**WRITTEN PROBLEM**
Count every line in the data below where "powyżej" occurs, then state that number and nothing more.

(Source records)
— Start —

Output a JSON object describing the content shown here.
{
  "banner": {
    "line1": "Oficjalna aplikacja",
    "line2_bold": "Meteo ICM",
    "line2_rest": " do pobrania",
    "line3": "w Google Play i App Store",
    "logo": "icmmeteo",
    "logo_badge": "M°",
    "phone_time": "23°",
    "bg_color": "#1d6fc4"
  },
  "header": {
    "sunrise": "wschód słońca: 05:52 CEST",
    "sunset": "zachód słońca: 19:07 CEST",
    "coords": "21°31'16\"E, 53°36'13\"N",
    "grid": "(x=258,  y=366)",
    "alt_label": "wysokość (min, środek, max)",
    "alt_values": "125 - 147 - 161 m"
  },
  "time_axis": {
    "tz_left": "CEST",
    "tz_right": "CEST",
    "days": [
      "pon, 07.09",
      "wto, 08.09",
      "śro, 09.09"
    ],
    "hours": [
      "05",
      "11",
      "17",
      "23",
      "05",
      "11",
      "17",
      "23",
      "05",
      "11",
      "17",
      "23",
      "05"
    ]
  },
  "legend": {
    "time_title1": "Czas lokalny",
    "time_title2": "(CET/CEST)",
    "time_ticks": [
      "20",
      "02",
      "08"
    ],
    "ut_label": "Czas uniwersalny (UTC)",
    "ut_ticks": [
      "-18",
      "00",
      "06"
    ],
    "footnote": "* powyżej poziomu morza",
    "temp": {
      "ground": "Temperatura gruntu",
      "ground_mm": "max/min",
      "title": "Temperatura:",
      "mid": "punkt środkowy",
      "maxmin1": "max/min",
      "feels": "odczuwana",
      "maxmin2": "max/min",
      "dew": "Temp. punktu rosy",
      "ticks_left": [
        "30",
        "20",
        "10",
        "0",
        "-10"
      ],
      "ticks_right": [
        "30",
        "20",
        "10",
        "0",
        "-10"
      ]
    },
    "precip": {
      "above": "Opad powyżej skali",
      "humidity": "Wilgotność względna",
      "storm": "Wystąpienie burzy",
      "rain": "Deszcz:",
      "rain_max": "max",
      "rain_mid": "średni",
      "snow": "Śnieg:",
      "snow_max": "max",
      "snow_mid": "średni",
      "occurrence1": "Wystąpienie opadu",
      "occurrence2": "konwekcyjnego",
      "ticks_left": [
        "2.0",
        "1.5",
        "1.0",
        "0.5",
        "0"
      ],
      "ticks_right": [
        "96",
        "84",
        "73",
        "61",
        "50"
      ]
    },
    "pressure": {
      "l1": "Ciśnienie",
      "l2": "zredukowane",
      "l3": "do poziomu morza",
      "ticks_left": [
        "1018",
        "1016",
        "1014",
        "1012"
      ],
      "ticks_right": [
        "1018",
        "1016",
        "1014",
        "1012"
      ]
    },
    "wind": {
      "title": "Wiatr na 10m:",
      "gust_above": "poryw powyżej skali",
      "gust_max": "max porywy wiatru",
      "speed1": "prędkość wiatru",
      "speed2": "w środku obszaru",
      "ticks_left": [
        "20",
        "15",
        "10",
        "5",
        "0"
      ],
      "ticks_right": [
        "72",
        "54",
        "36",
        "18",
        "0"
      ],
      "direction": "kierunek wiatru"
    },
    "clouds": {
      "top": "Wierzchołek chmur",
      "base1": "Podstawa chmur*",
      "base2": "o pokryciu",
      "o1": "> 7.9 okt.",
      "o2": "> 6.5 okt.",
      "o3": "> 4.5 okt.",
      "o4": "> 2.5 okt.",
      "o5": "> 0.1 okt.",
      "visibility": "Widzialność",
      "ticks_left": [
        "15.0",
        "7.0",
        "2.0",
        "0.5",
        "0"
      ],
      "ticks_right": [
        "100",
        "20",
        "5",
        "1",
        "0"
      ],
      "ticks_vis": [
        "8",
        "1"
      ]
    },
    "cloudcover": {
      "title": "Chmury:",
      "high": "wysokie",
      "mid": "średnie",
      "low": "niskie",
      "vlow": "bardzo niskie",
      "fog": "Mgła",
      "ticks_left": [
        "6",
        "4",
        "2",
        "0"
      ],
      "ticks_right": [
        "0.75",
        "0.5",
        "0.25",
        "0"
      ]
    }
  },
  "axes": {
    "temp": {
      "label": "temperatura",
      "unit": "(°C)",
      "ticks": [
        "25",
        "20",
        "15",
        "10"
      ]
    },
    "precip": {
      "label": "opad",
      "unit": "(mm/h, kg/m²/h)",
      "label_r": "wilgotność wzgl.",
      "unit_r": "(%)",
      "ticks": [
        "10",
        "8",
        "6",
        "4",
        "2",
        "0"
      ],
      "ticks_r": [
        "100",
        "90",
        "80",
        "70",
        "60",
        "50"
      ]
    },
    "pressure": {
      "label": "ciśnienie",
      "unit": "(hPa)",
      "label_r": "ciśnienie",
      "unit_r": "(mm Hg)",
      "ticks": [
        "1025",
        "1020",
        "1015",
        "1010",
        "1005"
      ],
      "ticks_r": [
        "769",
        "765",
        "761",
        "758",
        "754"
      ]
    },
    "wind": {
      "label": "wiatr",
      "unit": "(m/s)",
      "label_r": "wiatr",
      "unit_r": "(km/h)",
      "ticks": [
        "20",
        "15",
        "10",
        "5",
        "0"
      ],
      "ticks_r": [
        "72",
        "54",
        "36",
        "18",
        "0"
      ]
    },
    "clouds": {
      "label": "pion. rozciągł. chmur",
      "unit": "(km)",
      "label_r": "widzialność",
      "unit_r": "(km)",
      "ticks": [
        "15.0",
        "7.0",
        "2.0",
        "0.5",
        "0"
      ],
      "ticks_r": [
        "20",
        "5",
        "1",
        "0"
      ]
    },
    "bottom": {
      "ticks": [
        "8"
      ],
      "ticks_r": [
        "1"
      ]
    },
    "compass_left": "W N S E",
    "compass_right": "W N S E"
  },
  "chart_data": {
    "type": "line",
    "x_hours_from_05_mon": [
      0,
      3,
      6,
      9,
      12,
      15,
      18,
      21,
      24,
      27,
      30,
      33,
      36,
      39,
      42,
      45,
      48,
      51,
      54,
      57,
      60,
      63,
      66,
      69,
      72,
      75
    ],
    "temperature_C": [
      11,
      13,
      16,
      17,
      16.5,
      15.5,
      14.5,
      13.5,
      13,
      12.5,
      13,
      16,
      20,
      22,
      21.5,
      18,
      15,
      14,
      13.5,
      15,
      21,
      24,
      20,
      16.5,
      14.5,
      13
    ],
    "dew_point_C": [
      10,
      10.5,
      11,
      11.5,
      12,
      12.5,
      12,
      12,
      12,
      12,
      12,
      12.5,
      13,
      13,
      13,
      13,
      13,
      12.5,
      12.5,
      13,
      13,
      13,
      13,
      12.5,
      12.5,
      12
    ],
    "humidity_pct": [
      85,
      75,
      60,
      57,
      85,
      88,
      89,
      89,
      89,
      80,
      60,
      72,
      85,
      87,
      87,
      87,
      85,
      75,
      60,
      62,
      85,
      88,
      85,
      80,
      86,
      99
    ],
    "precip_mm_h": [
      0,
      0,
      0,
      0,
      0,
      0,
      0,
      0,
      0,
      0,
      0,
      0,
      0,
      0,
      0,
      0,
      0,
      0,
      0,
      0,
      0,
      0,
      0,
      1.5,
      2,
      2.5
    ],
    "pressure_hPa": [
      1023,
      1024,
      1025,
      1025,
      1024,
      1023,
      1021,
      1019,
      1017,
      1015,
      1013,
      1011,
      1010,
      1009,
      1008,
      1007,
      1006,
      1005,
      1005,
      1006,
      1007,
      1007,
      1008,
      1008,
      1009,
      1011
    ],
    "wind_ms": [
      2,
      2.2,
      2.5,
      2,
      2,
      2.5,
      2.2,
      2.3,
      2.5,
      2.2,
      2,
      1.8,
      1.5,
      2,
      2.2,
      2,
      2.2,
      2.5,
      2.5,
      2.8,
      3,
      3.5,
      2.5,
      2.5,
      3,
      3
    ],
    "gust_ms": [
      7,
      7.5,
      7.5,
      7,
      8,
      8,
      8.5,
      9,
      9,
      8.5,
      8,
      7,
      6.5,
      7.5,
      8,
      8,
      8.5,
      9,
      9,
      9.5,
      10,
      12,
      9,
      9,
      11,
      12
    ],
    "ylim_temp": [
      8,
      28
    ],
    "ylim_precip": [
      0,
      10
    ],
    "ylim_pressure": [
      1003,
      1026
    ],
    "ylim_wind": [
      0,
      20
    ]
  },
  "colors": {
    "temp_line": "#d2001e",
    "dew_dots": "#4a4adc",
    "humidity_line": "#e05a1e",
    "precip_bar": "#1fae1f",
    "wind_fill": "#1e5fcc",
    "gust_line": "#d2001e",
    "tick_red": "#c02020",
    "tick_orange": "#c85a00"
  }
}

— End —

**RESULT OF THE TASK**
3